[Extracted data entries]
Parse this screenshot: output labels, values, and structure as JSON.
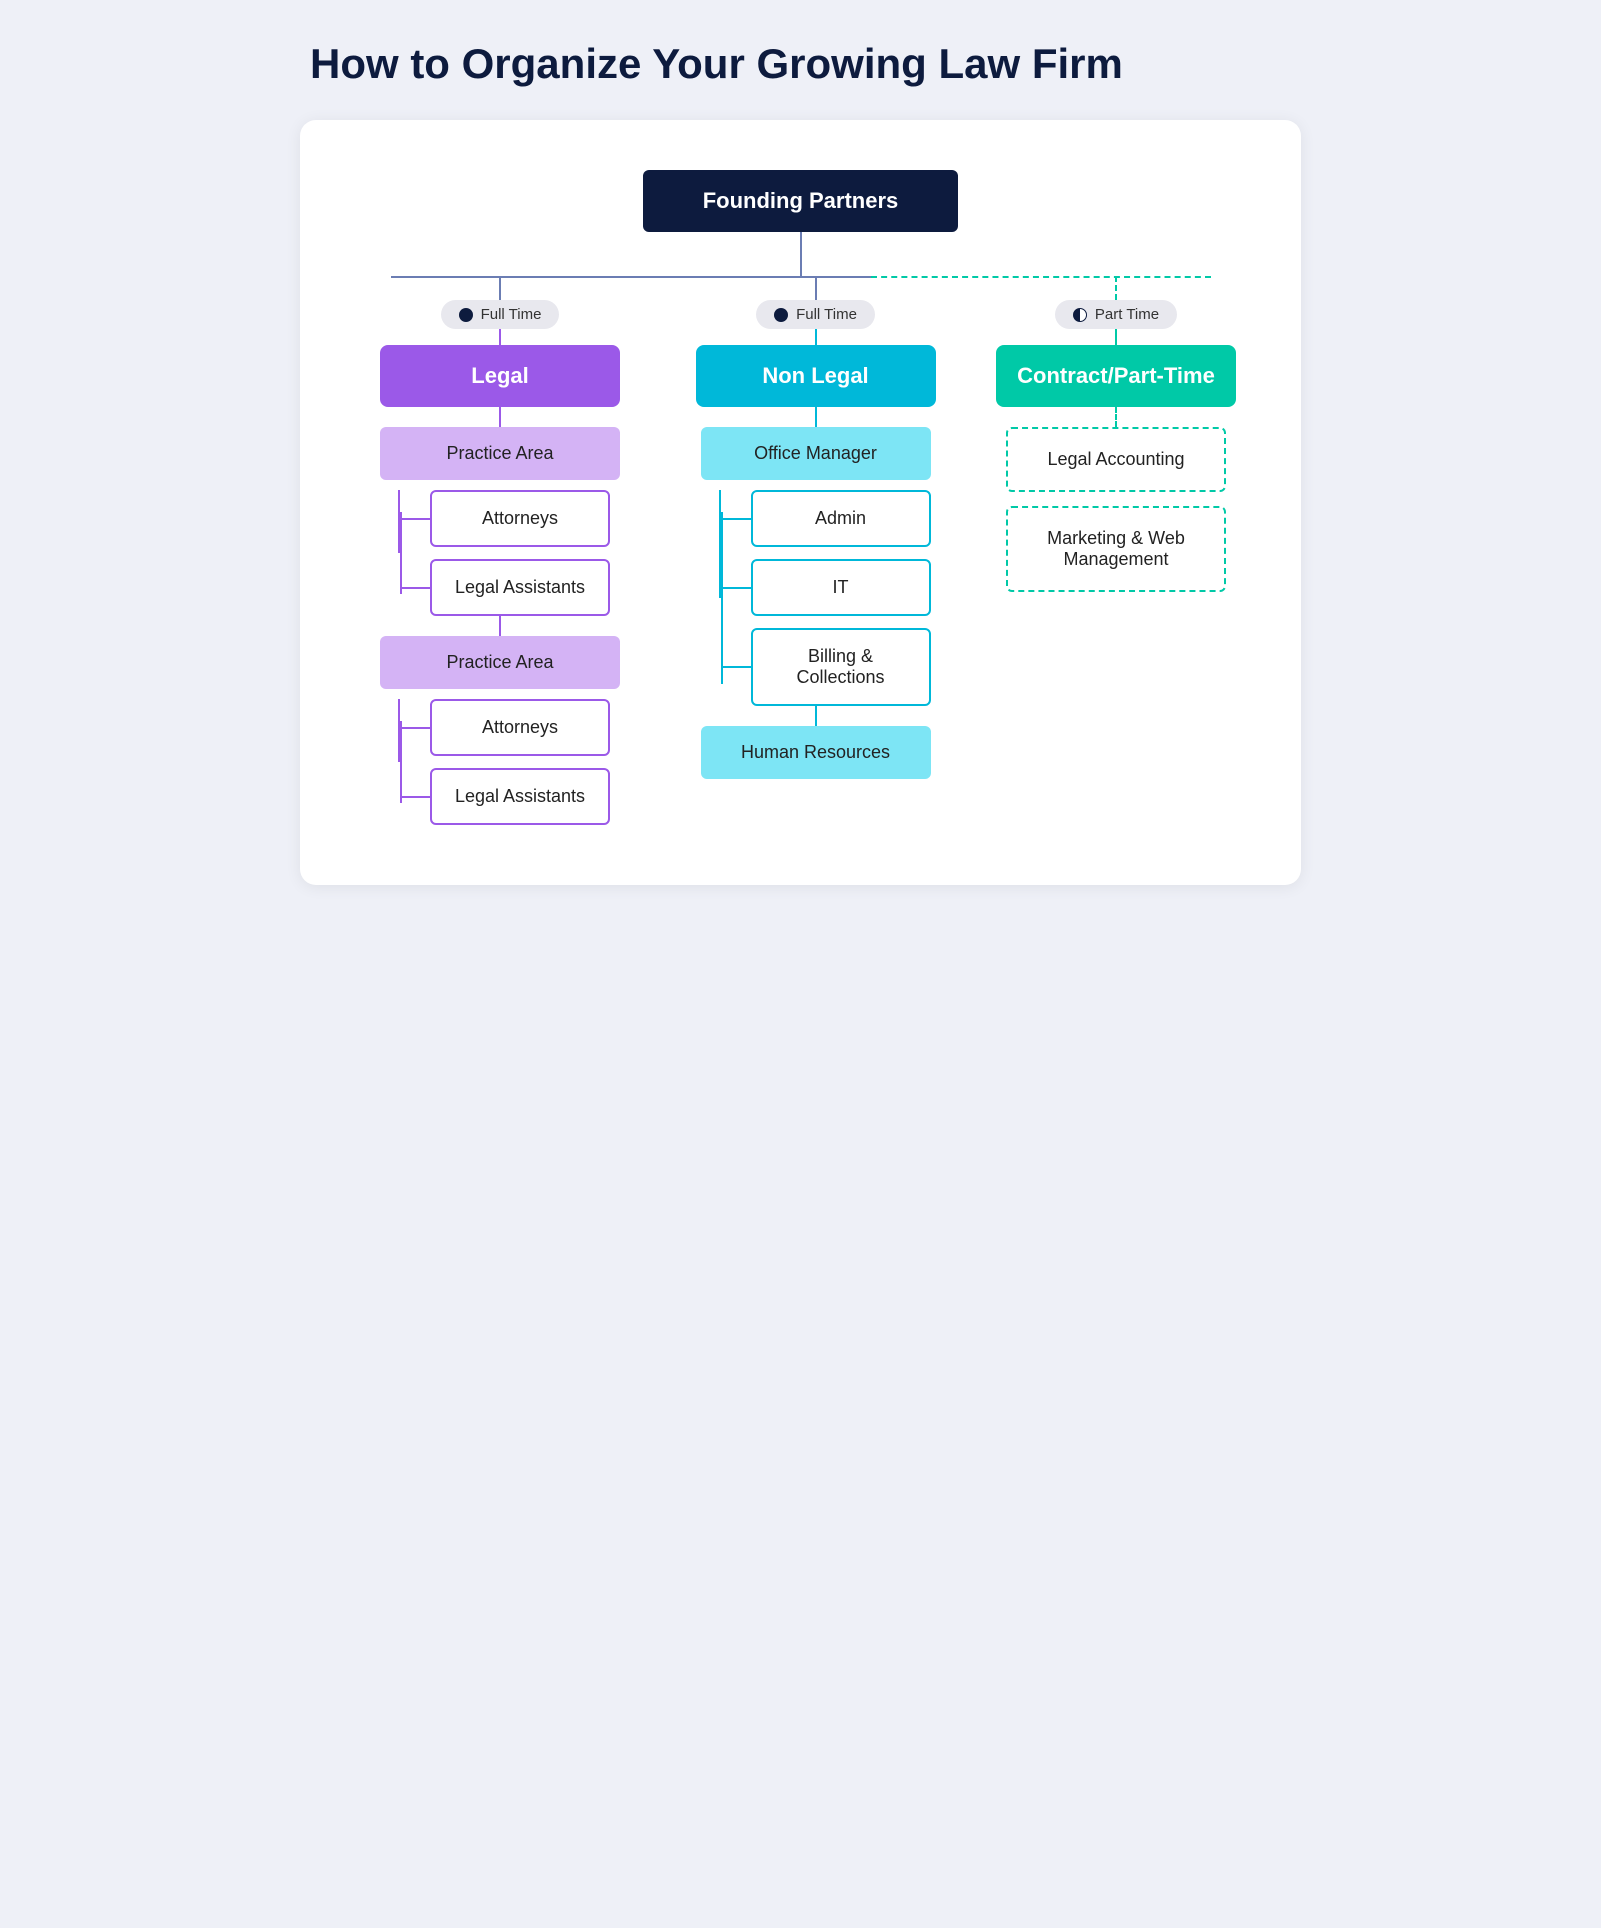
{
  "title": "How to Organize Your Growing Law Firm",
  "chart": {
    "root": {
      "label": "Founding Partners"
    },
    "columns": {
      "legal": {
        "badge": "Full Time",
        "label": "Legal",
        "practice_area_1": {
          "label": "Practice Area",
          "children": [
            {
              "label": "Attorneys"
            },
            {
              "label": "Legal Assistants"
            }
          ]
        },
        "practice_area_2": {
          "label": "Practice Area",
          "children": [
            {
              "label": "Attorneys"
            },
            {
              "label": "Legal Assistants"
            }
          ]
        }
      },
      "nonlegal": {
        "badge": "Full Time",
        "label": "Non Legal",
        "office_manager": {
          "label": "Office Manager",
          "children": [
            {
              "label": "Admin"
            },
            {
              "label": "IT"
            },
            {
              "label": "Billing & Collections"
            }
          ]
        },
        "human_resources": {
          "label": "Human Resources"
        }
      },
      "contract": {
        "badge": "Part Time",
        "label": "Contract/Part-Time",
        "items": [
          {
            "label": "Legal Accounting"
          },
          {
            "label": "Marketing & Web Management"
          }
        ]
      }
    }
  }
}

▶ [GIVEN EXERCISE]:
Set down the complete material exactly, but do not include the images.

▶ [SOLUTION]:
Parse this screenshot: output labels, values, and structure as JSON.
{
  "title": "How to Organize Your Growing Law Firm",
  "chart": {
    "root": {
      "label": "Founding Partners"
    },
    "columns": {
      "legal": {
        "badge": "Full Time",
        "label": "Legal",
        "practice_area_1": {
          "label": "Practice Area",
          "children": [
            {
              "label": "Attorneys"
            },
            {
              "label": "Legal Assistants"
            }
          ]
        },
        "practice_area_2": {
          "label": "Practice Area",
          "children": [
            {
              "label": "Attorneys"
            },
            {
              "label": "Legal Assistants"
            }
          ]
        }
      },
      "nonlegal": {
        "badge": "Full Time",
        "label": "Non Legal",
        "office_manager": {
          "label": "Office Manager",
          "children": [
            {
              "label": "Admin"
            },
            {
              "label": "IT"
            },
            {
              "label": "Billing & Collections"
            }
          ]
        },
        "human_resources": {
          "label": "Human Resources"
        }
      },
      "contract": {
        "badge": "Part Time",
        "label": "Contract/Part-Time",
        "items": [
          {
            "label": "Legal Accounting"
          },
          {
            "label": "Marketing & Web Management"
          }
        ]
      }
    }
  }
}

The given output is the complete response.